(Document passage)

At site 2, the nonpolar L2 is accommodated in a hydrophobic pocket contributed by Ile159, Phe182, Tyr186 and Ile189 of ANK5–6 (Fig. 3e). In contrast, Q9 and E13 are positioned in a basic path, with Q9 forming a hydrogen bond with the guanidine group of Arg160, and E13 fixed by two hydrogen bonds with His126 and Tyr127, respectively (Fig. 3f).
Site 3 exhibits a smaller contact surface compared to site 1 and site 2, partially due to a gap caused by the short hairpin loop of ANK6. Only K15 is anchored to an acidic surface, forming a direct salt bridge with the carboxyl group of Asp116 (Fig. 3g). Unlike the α-helix, the N/C-terminal unstructured segments extend out of the groove and contribute little to ASB7 binding, except for Y19, immediately adjacent to the α-helix C-terminus, which is stabilized by hydrophobic interactions with Tyr87 and Trp48 (Fig. 3h). As a result, the interaction between ASB7 and LZTS1-degron involves a total buried surface area of ~1182 Å2.
Collectively, ABS7 predominantly recognizes an α-helix motif through a network of hydrophobic and electrostatic interactions (Fig. 3i). Site 1, containing five residues, serves as the primary binding site, where two negatively charged residues (E1 and E8) form multiple hydrogen bonds, and three nonpolar leucine residues form robust hydrophobic interactions with the bottom of the binding groove. Site 2 and site 3 further strengthen degron binding, given that their contacts occur on the accessible surface of the complex, which could be accommodated by diverse residue types, indicating a minor contribution to specificity. This observation is mirrored by the results of degron saturation mutagenesis27.
Key residues of ASB7 in degron binding
To substantiate the key residues of ASB7 in mediating degron binding, we introduced single-point mutations of ASB7 and assessed their impact on the binding affinities toward the LZTS1-degron peptide by ITC. As expected, in site 1, the substitution of Arg185 with alanine, which would disrupt the electrostatic bonds with E1, led to a 4-fold decrease in binding affinity (Fig. 4a). However, mutations of the E8-interacting Thr151 or Ser147 to alanine severely impaired the degron binding, underscoring the critical roles of these hydrogen bond-mediated interactions. Moreover, alanine mutants of Phe182 diminished the binding affinity by threefold. Of note, replacement of the bulky aromatic residue Trp118 in ANK3 or Phe82 in ANK4 with alanine, which is defective in stacking with L12 and L16, respectively, showed a dramatic 10–30-fold decrease in binding affinity, whereas mutating either the aromatic residue with negatively charged aspartic acid resulted in a complete loss of substrate binding, highlighting the importance of these aromatic residues in mediating degron recognition. These results are consistent with the GST pull-down assay, the deletions of ANK3 or ANK4 failed to interact with LZTS1-degron binding (Supplementary Fig. 1b, c).

(End Document passage)
(Record extracts)

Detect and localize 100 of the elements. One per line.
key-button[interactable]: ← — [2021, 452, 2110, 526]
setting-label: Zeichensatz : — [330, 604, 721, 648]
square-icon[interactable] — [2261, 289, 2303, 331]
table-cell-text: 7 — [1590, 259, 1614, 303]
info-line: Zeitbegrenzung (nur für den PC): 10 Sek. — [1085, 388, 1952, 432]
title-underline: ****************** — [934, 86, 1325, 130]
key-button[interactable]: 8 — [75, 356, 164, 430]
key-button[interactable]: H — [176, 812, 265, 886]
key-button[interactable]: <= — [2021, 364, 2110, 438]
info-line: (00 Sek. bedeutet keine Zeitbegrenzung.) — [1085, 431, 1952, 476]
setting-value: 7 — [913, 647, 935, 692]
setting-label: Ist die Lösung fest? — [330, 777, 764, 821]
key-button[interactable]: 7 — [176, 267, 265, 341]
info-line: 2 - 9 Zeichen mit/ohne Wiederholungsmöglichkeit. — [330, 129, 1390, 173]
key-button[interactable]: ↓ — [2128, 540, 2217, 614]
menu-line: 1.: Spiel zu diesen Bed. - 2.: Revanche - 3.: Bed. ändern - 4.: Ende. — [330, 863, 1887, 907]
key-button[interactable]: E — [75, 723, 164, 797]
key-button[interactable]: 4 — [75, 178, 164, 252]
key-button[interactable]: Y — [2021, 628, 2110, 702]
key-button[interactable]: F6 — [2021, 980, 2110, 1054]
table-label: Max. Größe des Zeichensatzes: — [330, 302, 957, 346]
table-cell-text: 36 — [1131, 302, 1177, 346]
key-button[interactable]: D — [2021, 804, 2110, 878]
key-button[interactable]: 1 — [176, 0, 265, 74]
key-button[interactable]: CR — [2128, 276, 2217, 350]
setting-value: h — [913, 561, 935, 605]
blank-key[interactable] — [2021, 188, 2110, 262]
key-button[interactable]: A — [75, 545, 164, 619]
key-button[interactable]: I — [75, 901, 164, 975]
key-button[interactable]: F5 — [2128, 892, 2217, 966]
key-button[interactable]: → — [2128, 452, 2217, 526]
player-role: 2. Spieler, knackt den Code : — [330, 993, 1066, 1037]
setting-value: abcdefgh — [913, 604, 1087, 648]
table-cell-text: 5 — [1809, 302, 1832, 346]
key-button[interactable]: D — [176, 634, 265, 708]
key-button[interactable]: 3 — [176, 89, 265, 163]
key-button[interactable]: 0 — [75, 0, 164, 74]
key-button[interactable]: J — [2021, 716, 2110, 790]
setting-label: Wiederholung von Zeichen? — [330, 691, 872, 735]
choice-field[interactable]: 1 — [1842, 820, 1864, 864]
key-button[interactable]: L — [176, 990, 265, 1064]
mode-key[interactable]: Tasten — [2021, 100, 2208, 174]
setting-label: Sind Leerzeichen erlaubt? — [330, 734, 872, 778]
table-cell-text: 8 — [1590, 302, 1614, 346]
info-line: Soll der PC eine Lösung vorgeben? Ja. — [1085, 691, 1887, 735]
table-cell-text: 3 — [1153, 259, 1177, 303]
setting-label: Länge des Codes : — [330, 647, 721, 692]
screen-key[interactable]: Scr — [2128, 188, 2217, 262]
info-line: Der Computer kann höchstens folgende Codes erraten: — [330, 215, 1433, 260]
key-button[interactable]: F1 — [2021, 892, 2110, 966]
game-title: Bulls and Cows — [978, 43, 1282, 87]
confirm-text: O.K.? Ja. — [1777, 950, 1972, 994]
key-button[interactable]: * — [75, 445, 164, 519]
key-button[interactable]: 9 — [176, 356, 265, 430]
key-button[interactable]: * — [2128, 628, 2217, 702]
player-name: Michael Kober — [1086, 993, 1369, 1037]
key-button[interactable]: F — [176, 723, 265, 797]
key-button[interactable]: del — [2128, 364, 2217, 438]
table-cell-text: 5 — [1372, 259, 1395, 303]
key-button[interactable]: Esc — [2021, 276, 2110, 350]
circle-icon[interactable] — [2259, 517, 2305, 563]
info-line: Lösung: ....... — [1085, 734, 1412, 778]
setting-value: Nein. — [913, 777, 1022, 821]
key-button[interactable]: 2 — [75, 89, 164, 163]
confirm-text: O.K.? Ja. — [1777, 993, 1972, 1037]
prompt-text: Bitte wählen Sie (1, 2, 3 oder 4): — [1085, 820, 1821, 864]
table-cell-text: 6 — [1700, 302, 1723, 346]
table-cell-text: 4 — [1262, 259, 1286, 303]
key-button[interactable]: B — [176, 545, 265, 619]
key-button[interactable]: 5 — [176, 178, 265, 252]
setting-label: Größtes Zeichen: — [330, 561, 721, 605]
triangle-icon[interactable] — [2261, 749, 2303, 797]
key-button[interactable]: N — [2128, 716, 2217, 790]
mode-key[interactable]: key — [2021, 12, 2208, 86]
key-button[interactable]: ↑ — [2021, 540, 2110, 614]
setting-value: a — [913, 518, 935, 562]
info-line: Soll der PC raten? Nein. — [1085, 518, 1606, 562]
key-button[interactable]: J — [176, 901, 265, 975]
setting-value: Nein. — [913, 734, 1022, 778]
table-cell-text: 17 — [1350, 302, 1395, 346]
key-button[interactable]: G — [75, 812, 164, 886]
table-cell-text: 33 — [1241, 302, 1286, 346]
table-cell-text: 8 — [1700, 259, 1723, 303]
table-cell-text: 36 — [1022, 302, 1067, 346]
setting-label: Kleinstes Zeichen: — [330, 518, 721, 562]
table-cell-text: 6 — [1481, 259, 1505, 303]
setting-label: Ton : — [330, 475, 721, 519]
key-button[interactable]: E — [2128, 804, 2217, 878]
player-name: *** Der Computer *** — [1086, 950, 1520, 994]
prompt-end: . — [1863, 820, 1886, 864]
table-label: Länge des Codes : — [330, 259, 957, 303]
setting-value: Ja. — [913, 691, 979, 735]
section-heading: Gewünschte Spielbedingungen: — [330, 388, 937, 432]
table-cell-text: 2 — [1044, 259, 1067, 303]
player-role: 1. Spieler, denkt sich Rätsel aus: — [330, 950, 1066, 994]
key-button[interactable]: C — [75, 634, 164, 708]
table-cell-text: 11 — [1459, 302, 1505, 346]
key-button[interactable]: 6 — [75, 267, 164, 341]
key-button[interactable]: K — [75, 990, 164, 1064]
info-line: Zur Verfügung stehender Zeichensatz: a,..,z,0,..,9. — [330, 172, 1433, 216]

(End Record extracts)

> [What to do]: Please state the total buried surface area that the ASB7 binding passage gives for the interaction between ASB7 and LZTS1-degron. The listing is material apart from the ASB7 binding passage.

> [Response to this exercise]: About 1182 Å2.